● EXERCISE BRIEF: Go through the entries and transcribe each one exactly, dropping the pictures.
=== EXERCISE INPUTS ===
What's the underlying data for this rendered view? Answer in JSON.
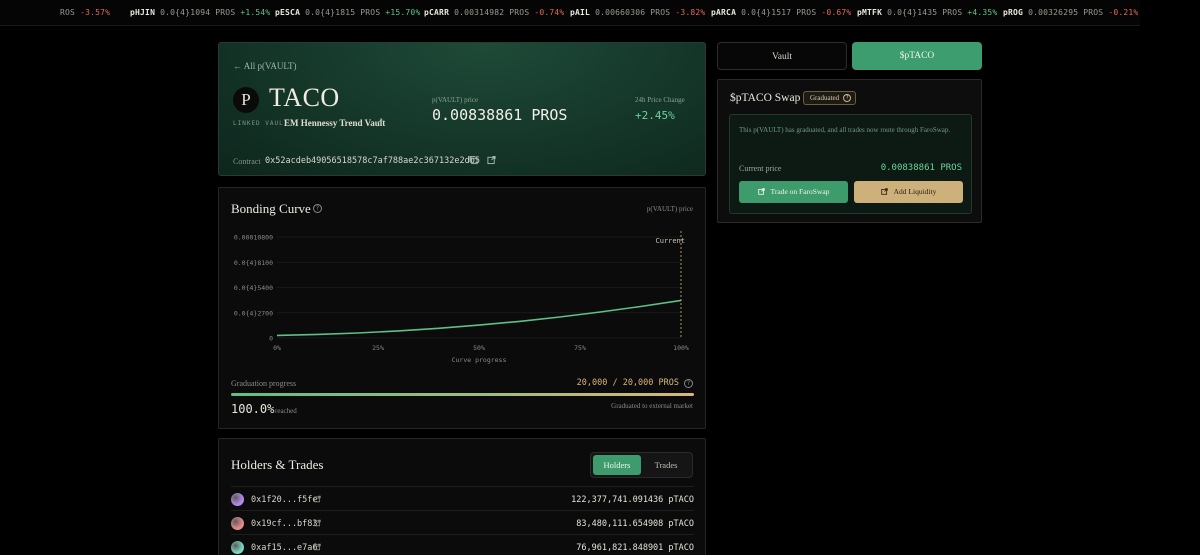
{
  "ticker": [
    {
      "symbol": "",
      "price": "ROS",
      "change": "-3.57%",
      "dir": "neg"
    },
    {
      "symbol": "pHJIN",
      "price": "0.0{4}1094 PROS",
      "change": "+1.54%",
      "dir": "pos"
    },
    {
      "symbol": "pESCA",
      "price": "0.0{4}1815 PROS",
      "change": "+15.70%",
      "dir": "pos"
    },
    {
      "symbol": "pCARR",
      "price": "0.00314982 PROS",
      "change": "-0.74%",
      "dir": "neg"
    },
    {
      "symbol": "pAIL",
      "price": "0.00660306 PROS",
      "change": "-3.82%",
      "dir": "neg"
    },
    {
      "symbol": "pARCA",
      "price": "0.0{4}1517 PROS",
      "change": "-0.67%",
      "dir": "neg"
    },
    {
      "symbol": "pMTFK",
      "price": "0.0{4}1435 PROS",
      "change": "+4.35%",
      "dir": "pos"
    },
    {
      "symbol": "pROG",
      "price": "0.00326295 PROS",
      "change": "-0.21%",
      "dir": "neg"
    }
  ],
  "hero": {
    "back_link": "← All p(VAULT)",
    "logo_letter": "P",
    "name": "TACO",
    "linked_label": "LINKED VAULT",
    "linked_value": "EM Hennessy Trend Vault",
    "price_label": "p(VAULT) price",
    "price_value": "0.00838861 PROS",
    "change_label": "24h Price Change",
    "change_value": "+2.45%",
    "contract_label": "Contract",
    "contract_value": "0x52acdeb49056518578c7af788ae2c367132e2db5"
  },
  "bonding": {
    "title": "Bonding Curve",
    "y_caption": "p(VAULT) price",
    "progress_label": "Graduation progress",
    "progress_value": "20,000 / 20,000 PROS",
    "progress_fraction": 1.0,
    "progress_pct": "100.0%",
    "progress_pct_sub": "reached",
    "progress_note": "Graduated to external market"
  },
  "chart_data": {
    "type": "line",
    "title": "",
    "xlabel": "Curve progress",
    "ylabel": "",
    "x_ticks": [
      "0%",
      "25%",
      "50%",
      "75%",
      "100%"
    ],
    "y_ticks": [
      "0",
      "0.0{4}2700",
      "0.0{4}5400",
      "0.0{4}8100",
      "0.00010800"
    ],
    "xlim": [
      0,
      100
    ],
    "ylim": [
      0,
      0.000108
    ],
    "marker_label": "Current",
    "marker_x": 100,
    "series": [
      {
        "x": [
          0,
          10,
          20,
          30,
          40,
          50,
          60,
          70,
          80,
          90,
          100
        ],
        "y": [
          2.8e-06,
          3.8e-06,
          5.4e-06,
          7.6e-06,
          1.04e-05,
          1.38e-05,
          1.78e-05,
          2.25e-05,
          2.78e-05,
          3.37e-05,
          4.02e-05
        ]
      }
    ]
  },
  "holders": {
    "title": "Holders & Trades",
    "tab_holders": "Holders",
    "tab_trades": "Trades",
    "rows": [
      {
        "address": "0x1f20...f5fe",
        "amount": "122,377,741.091436 pTACO",
        "avatar": "#b48ae8"
      },
      {
        "address": "0x19cf...bf83",
        "amount": "83,480,111.654908 pTACO",
        "avatar": "#e88a8a"
      },
      {
        "address": "0xaf15...e7a6",
        "amount": "76,961,821.848901 pTACO",
        "avatar": "#7ad6c2"
      }
    ]
  },
  "tabs": {
    "vault": "Vault",
    "ptaco": "$pTACO"
  },
  "swap": {
    "title": "$pTACO Swap",
    "badge": "Graduated",
    "message": "This p(VAULT) has graduated, and all trades now route through FaroSwap.",
    "current_label": "Current price",
    "current_value": "0.00838861 PROS",
    "trade_btn": "Trade on FaroSwap",
    "liquidity_btn": "Add Liquidity"
  }
}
===
● CORRECT RESPONSE:
What's the underlying data for this rendered view? Answer in JSON.
{
  "ticker": [
    {
      "symbol": "",
      "price": "ROS",
      "change": "-3.57%",
      "dir": "neg"
    },
    {
      "symbol": "pHJIN",
      "price": "0.0{4}1094 PROS",
      "change": "+1.54%",
      "dir": "pos"
    },
    {
      "symbol": "pESCA",
      "price": "0.0{4}1815 PROS",
      "change": "+15.70%",
      "dir": "pos"
    },
    {
      "symbol": "pCARR",
      "price": "0.00314982 PROS",
      "change": "-0.74%",
      "dir": "neg"
    },
    {
      "symbol": "pAIL",
      "price": "0.00660306 PROS",
      "change": "-3.82%",
      "dir": "neg"
    },
    {
      "symbol": "pARCA",
      "price": "0.0{4}1517 PROS",
      "change": "-0.67%",
      "dir": "neg"
    },
    {
      "symbol": "pMTFK",
      "price": "0.0{4}1435 PROS",
      "change": "+4.35%",
      "dir": "pos"
    },
    {
      "symbol": "pROG",
      "price": "0.00326295 PROS",
      "change": "-0.21%",
      "dir": "neg"
    }
  ],
  "hero": {
    "back_link": "← All p(VAULT)",
    "logo_letter": "P",
    "name": "TACO",
    "linked_label": "LINKED VAULT",
    "linked_value": "EM Hennessy Trend Vault",
    "price_label": "p(VAULT) price",
    "price_value": "0.00838861 PROS",
    "change_label": "24h Price Change",
    "change_value": "+2.45%",
    "contract_label": "Contract",
    "contract_value": "0x52acdeb49056518578c7af788ae2c367132e2db5"
  },
  "bonding": {
    "title": "Bonding Curve",
    "y_caption": "p(VAULT) price",
    "progress_label": "Graduation progress",
    "progress_value": "20,000 / 20,000 PROS",
    "progress_fraction": 1.0,
    "progress_pct": "100.0%",
    "progress_pct_sub": "reached",
    "progress_note": "Graduated to external market"
  },
  "chart_data": {
    "type": "line",
    "title": "",
    "xlabel": "Curve progress",
    "ylabel": "",
    "x_ticks": [
      "0%",
      "25%",
      "50%",
      "75%",
      "100%"
    ],
    "y_ticks": [
      "0",
      "0.0{4}2700",
      "0.0{4}5400",
      "0.0{4}8100",
      "0.00010800"
    ],
    "xlim": [
      0,
      100
    ],
    "ylim": [
      0,
      0.000108
    ],
    "marker_label": "Current",
    "marker_x": 100,
    "series": [
      {
        "x": [
          0,
          10,
          20,
          30,
          40,
          50,
          60,
          70,
          80,
          90,
          100
        ],
        "y": [
          2.8e-06,
          3.8e-06,
          5.4e-06,
          7.6e-06,
          1.04e-05,
          1.38e-05,
          1.78e-05,
          2.25e-05,
          2.78e-05,
          3.37e-05,
          4.02e-05
        ]
      }
    ]
  },
  "holders": {
    "title": "Holders & Trades",
    "tab_holders": "Holders",
    "tab_trades": "Trades",
    "rows": [
      {
        "address": "0x1f20...f5fe",
        "amount": "122,377,741.091436 pTACO",
        "avatar": "#b48ae8"
      },
      {
        "address": "0x19cf...bf83",
        "amount": "83,480,111.654908 pTACO",
        "avatar": "#e88a8a"
      },
      {
        "address": "0xaf15...e7a6",
        "amount": "76,961,821.848901 pTACO",
        "avatar": "#7ad6c2"
      }
    ]
  },
  "tabs": {
    "vault": "Vault",
    "ptaco": "$pTACO"
  },
  "swap": {
    "title": "$pTACO Swap",
    "badge": "Graduated",
    "message": "This p(VAULT) has graduated, and all trades now route through FaroSwap.",
    "current_label": "Current price",
    "current_value": "0.00838861 PROS",
    "trade_btn": "Trade on FaroSwap",
    "liquidity_btn": "Add Liquidity"
  }
}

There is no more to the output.